» **AIM**
Repeat each record exactly as written, and drop any images.

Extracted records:

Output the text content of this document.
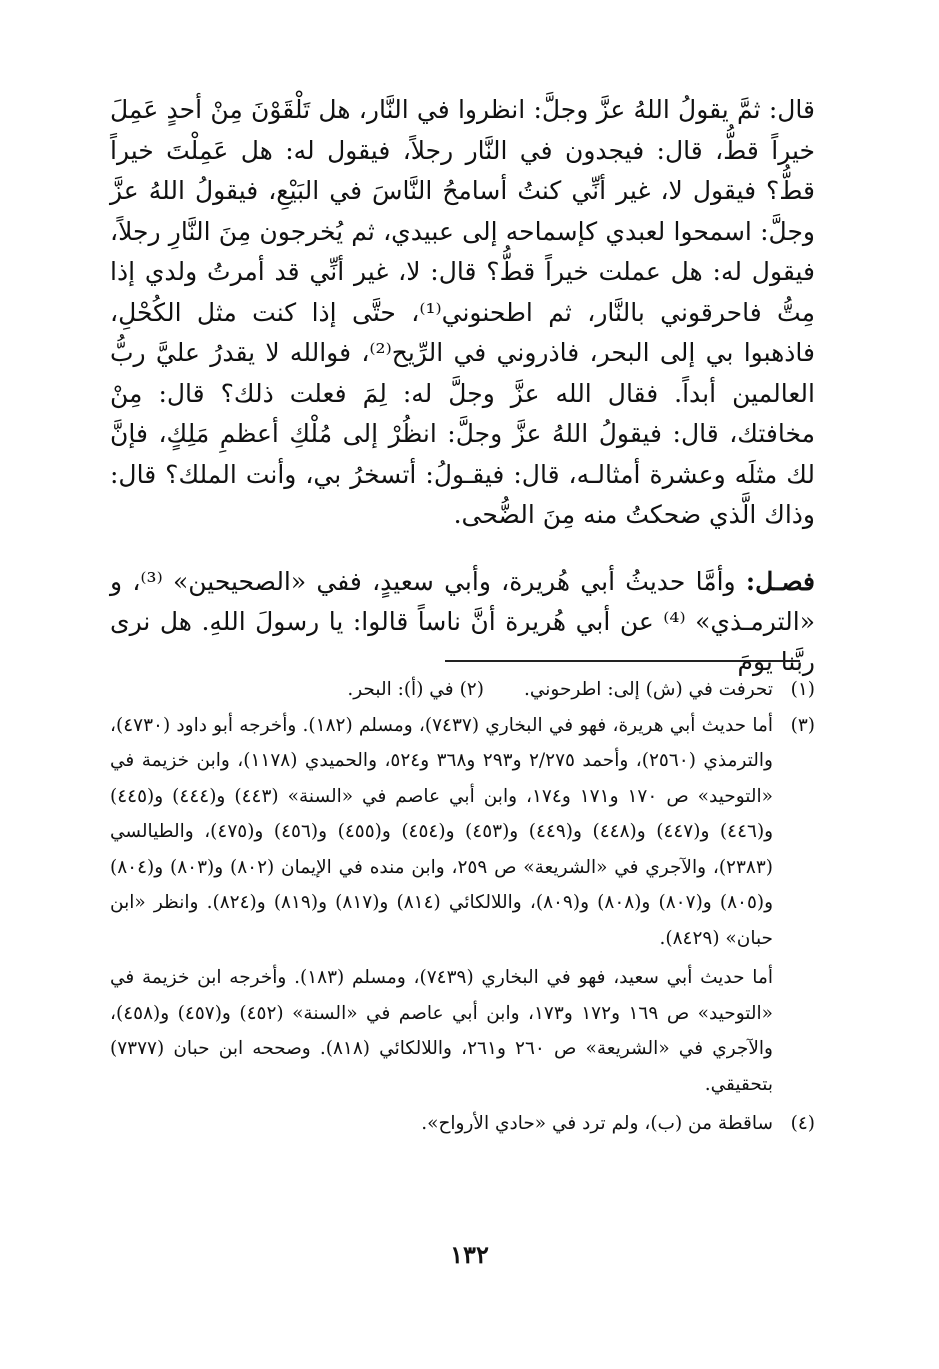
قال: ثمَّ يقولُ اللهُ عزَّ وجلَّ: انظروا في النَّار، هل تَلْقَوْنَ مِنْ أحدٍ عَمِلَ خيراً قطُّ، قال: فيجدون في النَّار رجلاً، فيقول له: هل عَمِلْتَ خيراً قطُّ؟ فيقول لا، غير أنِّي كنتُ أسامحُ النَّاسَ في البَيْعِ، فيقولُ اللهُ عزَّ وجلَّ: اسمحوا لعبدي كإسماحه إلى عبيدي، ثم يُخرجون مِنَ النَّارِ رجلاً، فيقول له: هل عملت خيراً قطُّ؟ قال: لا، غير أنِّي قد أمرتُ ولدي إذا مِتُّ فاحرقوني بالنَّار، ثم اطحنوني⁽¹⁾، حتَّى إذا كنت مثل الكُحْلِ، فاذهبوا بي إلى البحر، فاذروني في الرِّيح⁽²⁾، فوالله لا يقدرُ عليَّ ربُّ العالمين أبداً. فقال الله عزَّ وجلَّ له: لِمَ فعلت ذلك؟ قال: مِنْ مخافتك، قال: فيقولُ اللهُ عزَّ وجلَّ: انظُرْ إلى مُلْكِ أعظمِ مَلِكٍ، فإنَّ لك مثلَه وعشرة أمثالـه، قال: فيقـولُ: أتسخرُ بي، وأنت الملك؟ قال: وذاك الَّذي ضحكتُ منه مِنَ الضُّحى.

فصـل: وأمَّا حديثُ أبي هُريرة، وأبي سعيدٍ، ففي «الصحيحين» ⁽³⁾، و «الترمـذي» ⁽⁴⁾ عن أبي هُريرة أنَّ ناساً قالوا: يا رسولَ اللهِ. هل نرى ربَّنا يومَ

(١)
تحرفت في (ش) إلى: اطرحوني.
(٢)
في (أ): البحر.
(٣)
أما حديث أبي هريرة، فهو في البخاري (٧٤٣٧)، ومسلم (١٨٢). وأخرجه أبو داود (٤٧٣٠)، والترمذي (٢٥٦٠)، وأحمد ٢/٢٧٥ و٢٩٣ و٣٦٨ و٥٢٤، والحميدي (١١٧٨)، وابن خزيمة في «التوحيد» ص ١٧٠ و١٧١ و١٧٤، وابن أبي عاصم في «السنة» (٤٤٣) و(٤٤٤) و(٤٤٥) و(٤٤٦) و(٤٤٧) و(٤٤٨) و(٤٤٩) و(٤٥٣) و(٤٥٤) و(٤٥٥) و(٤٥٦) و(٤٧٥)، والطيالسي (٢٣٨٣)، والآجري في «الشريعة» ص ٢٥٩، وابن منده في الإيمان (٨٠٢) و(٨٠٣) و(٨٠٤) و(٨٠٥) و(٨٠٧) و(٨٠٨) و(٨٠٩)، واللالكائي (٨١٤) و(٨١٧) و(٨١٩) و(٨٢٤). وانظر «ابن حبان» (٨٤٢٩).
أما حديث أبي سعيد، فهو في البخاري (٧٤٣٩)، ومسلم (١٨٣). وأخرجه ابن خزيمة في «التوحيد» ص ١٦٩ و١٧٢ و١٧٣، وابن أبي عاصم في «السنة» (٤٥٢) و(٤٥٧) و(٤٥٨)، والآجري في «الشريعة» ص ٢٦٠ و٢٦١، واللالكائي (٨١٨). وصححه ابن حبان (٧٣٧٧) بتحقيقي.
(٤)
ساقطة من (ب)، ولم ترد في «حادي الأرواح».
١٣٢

» **SOLUTION FOR THIS PROBLEM**
Output the text content of this document.
قال: ثمَّ يقولُ اللهُ عزَّ وجلَّ: انظروا في النَّار، هل تَلْقَوْنَ مِنْ أحدٍ عَمِلَ خيراً قطُّ، قال: فيجدون في النَّار رجلاً، فيقول له: هل عَمِلْتَ خيراً قطُّ؟ فيقول لا، غير أنِّي كنتُ أسامحُ النَّاسَ في البَيْعِ، فيقولُ اللهُ عزَّ وجلَّ: اسمحوا لعبدي كإسماحه إلى عبيدي، ثم يُخرجون مِنَ النَّارِ رجلاً، فيقول له: هل عملت خيراً قطُّ؟ قال: لا، غير أنِّي قد أمرتُ ولدي إذا مِتُّ فاحرقوني بالنَّار، ثم اطحنوني⁽¹⁾، حتَّى إذا كنت مثل الكُحْلِ، فاذهبوا بي إلى البحر، فاذروني في الرِّيح⁽²⁾، فوالله لا يقدرُ عليَّ ربُّ العالمين أبداً. فقال الله عزَّ وجلَّ له: لِمَ فعلت ذلك؟ قال: مِنْ مخافتك، قال: فيقولُ اللهُ عزَّ وجلَّ: انظُرْ إلى مُلْكِ أعظمِ مَلِكٍ، فإنَّ لك مثلَه وعشرة أمثالـه، قال: فيقـولُ: أتسخرُ بي، وأنت الملك؟ قال: وذاك الَّذي ضحكتُ منه مِنَ الضُّحى.

فصـل: وأمَّا حديثُ أبي هُريرة، وأبي سعيدٍ، ففي «الصحيحين» ⁽³⁾، و «الترمـذي» ⁽⁴⁾ عن أبي هُريرة أنَّ ناساً قالوا: يا رسولَ اللهِ. هل نرى ربَّنا يومَ

(١)
تحرفت في (ش) إلى: اطرحوني.
(٢)
في (أ): البحر.
(٣)
أما حديث أبي هريرة، فهو في البخاري (٧٤٣٧)، ومسلم (١٨٢). وأخرجه أبو داود (٤٧٣٠)، والترمذي (٢٥٦٠)، وأحمد ٢/٢٧٥ و٢٩٣ و٣٦٨ و٥٢٤، والحميدي (١١٧٨)، وابن خزيمة في «التوحيد» ص ١٧٠ و١٧١ و١٧٤، وابن أبي عاصم في «السنة» (٤٤٣) و(٤٤٤) و(٤٤٥) و(٤٤٦) و(٤٤٧) و(٤٤٨) و(٤٤٩) و(٤٥٣) و(٤٥٤) و(٤٥٥) و(٤٥٦) و(٤٧٥)، والطيالسي (٢٣٨٣)، والآجري في «الشريعة» ص ٢٥٩، وابن منده في الإيمان (٨٠٢) و(٨٠٣) و(٨٠٤) و(٨٠٥) و(٨٠٧) و(٨٠٨) و(٨٠٩)، واللالكائي (٨١٤) و(٨١٧) و(٨١٩) و(٨٢٤). وانظر «ابن حبان» (٨٤٢٩).
أما حديث أبي سعيد، فهو في البخاري (٧٤٣٩)، ومسلم (١٨٣). وأخرجه ابن خزيمة في «التوحيد» ص ١٦٩ و١٧٢ و١٧٣، وابن أبي عاصم في «السنة» (٤٥٢) و(٤٥٧) و(٤٥٨)، والآجري في «الشريعة» ص ٢٦٠ و٢٦١، واللالكائي (٨١٨). وصححه ابن حبان (٧٣٧٧) بتحقيقي.
(٤)
ساقطة من (ب)، ولم ترد في «حادي الأرواح».
١٣٢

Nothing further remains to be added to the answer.